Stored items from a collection

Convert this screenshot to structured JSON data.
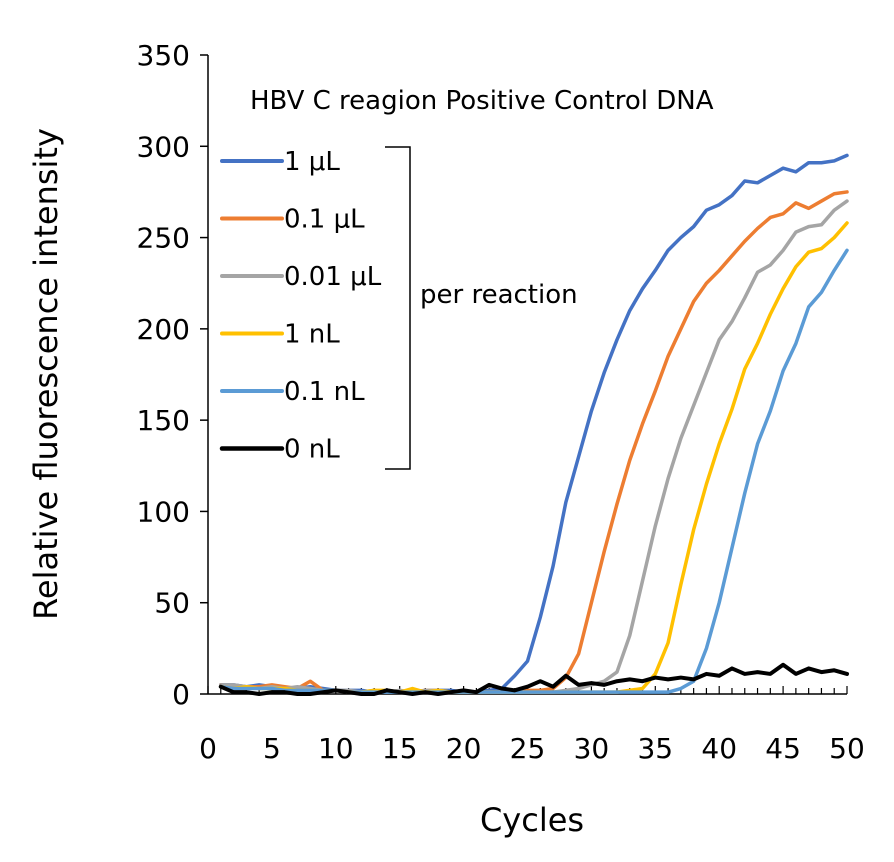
{
  "chart_data": {
    "type": "line",
    "title": "HBV C reagion Positive Control DNA",
    "xlabel": "Cycles",
    "ylabel": "Relative fluorescence intensity",
    "xlim": [
      0,
      50
    ],
    "ylim": [
      0,
      350
    ],
    "x_ticks": [
      "0",
      "5",
      "10",
      "15",
      "20",
      "25",
      "30",
      "35",
      "40",
      "45",
      "50"
    ],
    "y_ticks": [
      "0",
      "50",
      "100",
      "150",
      "200",
      "250",
      "300",
      "350"
    ],
    "grid": false,
    "legend_position": "top-left",
    "legend_note": "per reaction",
    "x": [
      1,
      2,
      3,
      4,
      5,
      6,
      7,
      8,
      9,
      10,
      11,
      12,
      13,
      14,
      15,
      16,
      17,
      18,
      19,
      20,
      21,
      22,
      23,
      24,
      25,
      26,
      27,
      28,
      29,
      30,
      31,
      32,
      33,
      34,
      35,
      36,
      37,
      38,
      39,
      40,
      41,
      42,
      43,
      44,
      45,
      46,
      47,
      48,
      49,
      50
    ],
    "series": [
      {
        "name": "1 μL",
        "color": "#4472C4",
        "values": [
          5,
          5,
          4,
          5,
          4,
          3,
          3,
          4,
          3,
          2,
          2,
          2,
          1,
          2,
          1,
          2,
          1,
          2,
          2,
          1,
          1,
          2,
          3,
          10,
          18,
          42,
          70,
          105,
          130,
          155,
          176,
          194,
          210,
          222,
          232,
          243,
          250,
          256,
          265,
          268,
          273,
          281,
          280,
          284,
          288,
          286,
          291,
          291,
          292,
          295
        ]
      },
      {
        "name": "0.1 μL",
        "color": "#ED7D31",
        "values": [
          5,
          4,
          4,
          4,
          5,
          4,
          3,
          7,
          2,
          2,
          1,
          1,
          1,
          2,
          1,
          1,
          2,
          2,
          1,
          1,
          1,
          1,
          1,
          1,
          2,
          2,
          3,
          9,
          22,
          50,
          78,
          104,
          128,
          148,
          166,
          185,
          200,
          215,
          225,
          232,
          240,
          248,
          255,
          261,
          263,
          269,
          266,
          270,
          274,
          275
        ]
      },
      {
        "name": "0.01 μL",
        "color": "#A5A5A5",
        "values": [
          5,
          5,
          4,
          3,
          4,
          3,
          4,
          3,
          2,
          2,
          2,
          1,
          2,
          1,
          2,
          1,
          2,
          2,
          1,
          1,
          1,
          1,
          1,
          1,
          1,
          1,
          1,
          2,
          3,
          5,
          7,
          12,
          32,
          62,
          92,
          118,
          140,
          158,
          176,
          194,
          204,
          217,
          231,
          235,
          243,
          253,
          256,
          257,
          265,
          270
        ]
      },
      {
        "name": "1 nL",
        "color": "#FFC000",
        "values": [
          4,
          3,
          4,
          3,
          3,
          3,
          2,
          2,
          2,
          2,
          1,
          1,
          2,
          2,
          1,
          3,
          1,
          2,
          1,
          1,
          1,
          1,
          1,
          1,
          1,
          1,
          1,
          1,
          1,
          1,
          1,
          1,
          2,
          3,
          11,
          28,
          60,
          90,
          115,
          137,
          156,
          178,
          192,
          208,
          222,
          234,
          242,
          244,
          250,
          258
        ]
      },
      {
        "name": "0.1 nL",
        "color": "#5B9BD5",
        "values": [
          4,
          3,
          3,
          3,
          3,
          2,
          2,
          2,
          2,
          2,
          1,
          1,
          1,
          1,
          1,
          1,
          1,
          1,
          1,
          1,
          1,
          1,
          1,
          1,
          1,
          1,
          1,
          1,
          1,
          1,
          1,
          1,
          1,
          1,
          1,
          1,
          3,
          7,
          25,
          50,
          80,
          110,
          137,
          155,
          177,
          192,
          212,
          220,
          232,
          243
        ]
      },
      {
        "name": "0 nL",
        "color": "#000000",
        "values": [
          4,
          1,
          1,
          0,
          1,
          1,
          0,
          0,
          1,
          2,
          1,
          0,
          0,
          2,
          1,
          0,
          1,
          0,
          1,
          2,
          1,
          5,
          3,
          2,
          4,
          7,
          4,
          10,
          5,
          6,
          5,
          7,
          8,
          7,
          9,
          8,
          9,
          8,
          11,
          10,
          14,
          11,
          12,
          11,
          16,
          11,
          14,
          12,
          13,
          11
        ]
      }
    ]
  }
}
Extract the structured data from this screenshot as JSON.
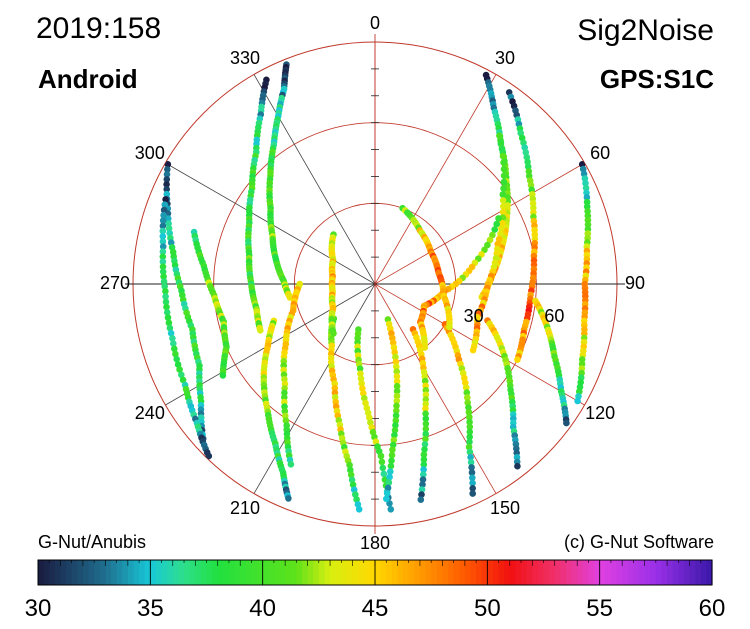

▶ _EXERCISE DESCRIPTION_
Copy the listing word for word, excluding its pictures.

▶ _EXERCISE OUTPUT_
Convert this screenshot to structured JSON data.
{
  "chart_data": {
    "type": "line",
    "title": "HBV C reagion Positive Control DNA",
    "xlabel": "Cycles",
    "ylabel": "Relative fluorescence intensity",
    "xlim": [
      0,
      50
    ],
    "ylim": [
      0,
      350
    ],
    "x_ticks": [
      "0",
      "5",
      "10",
      "15",
      "20",
      "25",
      "30",
      "35",
      "40",
      "45",
      "50"
    ],
    "y_ticks": [
      "0",
      "50",
      "100",
      "150",
      "200",
      "250",
      "300",
      "350"
    ],
    "grid": false,
    "legend_position": "top-left",
    "legend_note": "per reaction",
    "x": [
      1,
      2,
      3,
      4,
      5,
      6,
      7,
      8,
      9,
      10,
      11,
      12,
      13,
      14,
      15,
      16,
      17,
      18,
      19,
      20,
      21,
      22,
      23,
      24,
      25,
      26,
      27,
      28,
      29,
      30,
      31,
      32,
      33,
      34,
      35,
      36,
      37,
      38,
      39,
      40,
      41,
      42,
      43,
      44,
      45,
      46,
      47,
      48,
      49,
      50
    ],
    "series": [
      {
        "name": "1 μL",
        "color": "#4472C4",
        "values": [
          5,
          5,
          4,
          5,
          4,
          3,
          3,
          4,
          3,
          2,
          2,
          2,
          1,
          2,
          1,
          2,
          1,
          2,
          2,
          1,
          1,
          2,
          3,
          10,
          18,
          42,
          70,
          105,
          130,
          155,
          176,
          194,
          210,
          222,
          232,
          243,
          250,
          256,
          265,
          268,
          273,
          281,
          280,
          284,
          288,
          286,
          291,
          291,
          292,
          295
        ]
      },
      {
        "name": "0.1 μL",
        "color": "#ED7D31",
        "values": [
          5,
          4,
          4,
          4,
          5,
          4,
          3,
          7,
          2,
          2,
          1,
          1,
          1,
          2,
          1,
          1,
          2,
          2,
          1,
          1,
          1,
          1,
          1,
          1,
          2,
          2,
          3,
          9,
          22,
          50,
          78,
          104,
          128,
          148,
          166,
          185,
          200,
          215,
          225,
          232,
          240,
          248,
          255,
          261,
          263,
          269,
          266,
          270,
          274,
          275
        ]
      },
      {
        "name": "0.01 μL",
        "color": "#A5A5A5",
        "values": [
          5,
          5,
          4,
          3,
          4,
          3,
          4,
          3,
          2,
          2,
          2,
          1,
          2,
          1,
          2,
          1,
          2,
          2,
          1,
          1,
          1,
          1,
          1,
          1,
          1,
          1,
          1,
          2,
          3,
          5,
          7,
          12,
          32,
          62,
          92,
          118,
          140,
          158,
          176,
          194,
          204,
          217,
          231,
          235,
          243,
          253,
          256,
          257,
          265,
          270
        ]
      },
      {
        "name": "1 nL",
        "color": "#FFC000",
        "values": [
          4,
          3,
          4,
          3,
          3,
          3,
          2,
          2,
          2,
          2,
          1,
          1,
          2,
          2,
          1,
          3,
          1,
          2,
          1,
          1,
          1,
          1,
          1,
          1,
          1,
          1,
          1,
          1,
          1,
          1,
          1,
          1,
          2,
          3,
          11,
          28,
          60,
          90,
          115,
          137,
          156,
          178,
          192,
          208,
          222,
          234,
          242,
          244,
          250,
          258
        ]
      },
      {
        "name": "0.1 nL",
        "color": "#5B9BD5",
        "values": [
          4,
          3,
          3,
          3,
          3,
          2,
          2,
          2,
          2,
          2,
          1,
          1,
          1,
          1,
          1,
          1,
          1,
          1,
          1,
          1,
          1,
          1,
          1,
          1,
          1,
          1,
          1,
          1,
          1,
          1,
          1,
          1,
          1,
          1,
          1,
          1,
          3,
          7,
          25,
          50,
          80,
          110,
          137,
          155,
          177,
          192,
          212,
          220,
          232,
          243
        ]
      },
      {
        "name": "0 nL",
        "color": "#000000",
        "values": [
          4,
          1,
          1,
          0,
          1,
          1,
          0,
          0,
          1,
          2,
          1,
          0,
          0,
          2,
          1,
          0,
          1,
          0,
          1,
          2,
          1,
          5,
          3,
          2,
          4,
          7,
          4,
          10,
          5,
          6,
          5,
          7,
          8,
          7,
          9,
          8,
          9,
          8,
          11,
          10,
          14,
          11,
          12,
          11,
          16,
          11,
          14,
          12,
          13,
          11
        ]
      }
    ]
  }
}
Extract the structured data from this screenshot as JSON.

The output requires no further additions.